__Your objective__
Select the lines of the records containing the word "agit" and list them.

__Record extracts__
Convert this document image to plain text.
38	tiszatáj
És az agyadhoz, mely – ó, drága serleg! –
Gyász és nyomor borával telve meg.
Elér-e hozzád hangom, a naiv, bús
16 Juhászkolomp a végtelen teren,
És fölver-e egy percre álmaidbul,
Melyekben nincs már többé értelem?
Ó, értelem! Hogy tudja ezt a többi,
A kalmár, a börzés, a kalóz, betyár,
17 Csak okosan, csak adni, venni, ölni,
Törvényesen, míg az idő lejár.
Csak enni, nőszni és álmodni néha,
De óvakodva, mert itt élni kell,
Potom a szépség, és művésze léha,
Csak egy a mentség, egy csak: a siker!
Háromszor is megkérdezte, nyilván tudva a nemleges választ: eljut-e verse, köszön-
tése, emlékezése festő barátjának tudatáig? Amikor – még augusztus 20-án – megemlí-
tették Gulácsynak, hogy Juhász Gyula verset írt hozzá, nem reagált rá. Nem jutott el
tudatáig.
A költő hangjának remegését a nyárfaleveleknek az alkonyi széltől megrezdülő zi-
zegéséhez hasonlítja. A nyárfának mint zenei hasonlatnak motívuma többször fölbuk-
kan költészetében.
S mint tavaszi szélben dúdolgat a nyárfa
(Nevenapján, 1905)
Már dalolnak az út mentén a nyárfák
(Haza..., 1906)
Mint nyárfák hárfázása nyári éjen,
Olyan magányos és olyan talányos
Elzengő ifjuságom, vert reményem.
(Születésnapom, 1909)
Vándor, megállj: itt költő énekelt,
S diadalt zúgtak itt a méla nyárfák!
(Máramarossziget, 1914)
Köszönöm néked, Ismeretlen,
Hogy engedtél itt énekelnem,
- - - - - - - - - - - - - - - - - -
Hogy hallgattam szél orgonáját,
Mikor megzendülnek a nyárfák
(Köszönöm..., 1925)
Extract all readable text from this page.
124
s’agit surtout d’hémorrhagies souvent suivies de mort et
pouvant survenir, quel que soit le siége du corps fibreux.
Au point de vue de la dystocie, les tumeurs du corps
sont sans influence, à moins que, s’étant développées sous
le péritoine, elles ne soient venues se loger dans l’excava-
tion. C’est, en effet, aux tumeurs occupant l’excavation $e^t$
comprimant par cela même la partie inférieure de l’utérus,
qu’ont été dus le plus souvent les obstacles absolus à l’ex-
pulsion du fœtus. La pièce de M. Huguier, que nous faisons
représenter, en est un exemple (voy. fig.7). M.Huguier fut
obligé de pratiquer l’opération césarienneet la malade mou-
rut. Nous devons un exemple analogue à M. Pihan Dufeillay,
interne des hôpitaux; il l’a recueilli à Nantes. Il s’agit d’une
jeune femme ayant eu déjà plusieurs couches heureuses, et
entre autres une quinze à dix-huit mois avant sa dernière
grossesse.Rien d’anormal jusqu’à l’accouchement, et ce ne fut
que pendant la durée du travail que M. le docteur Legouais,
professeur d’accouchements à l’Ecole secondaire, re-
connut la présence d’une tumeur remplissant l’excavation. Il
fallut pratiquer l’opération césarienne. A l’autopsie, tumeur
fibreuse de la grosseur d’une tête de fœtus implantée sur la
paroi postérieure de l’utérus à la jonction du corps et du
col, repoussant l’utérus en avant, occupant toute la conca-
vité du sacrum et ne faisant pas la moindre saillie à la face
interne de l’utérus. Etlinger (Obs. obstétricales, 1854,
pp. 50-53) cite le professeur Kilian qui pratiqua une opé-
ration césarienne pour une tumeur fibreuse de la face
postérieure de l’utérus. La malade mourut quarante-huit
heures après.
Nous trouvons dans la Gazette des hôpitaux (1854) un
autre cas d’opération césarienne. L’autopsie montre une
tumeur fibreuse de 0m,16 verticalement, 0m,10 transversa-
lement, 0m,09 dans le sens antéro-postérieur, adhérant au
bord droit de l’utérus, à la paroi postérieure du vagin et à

__Result of the task__
s’agit surtout d’hémorrhagies souvent suivies de mort et
interne des hôpitaux; il l’a recueilli à Nantes. Il s’agit d’une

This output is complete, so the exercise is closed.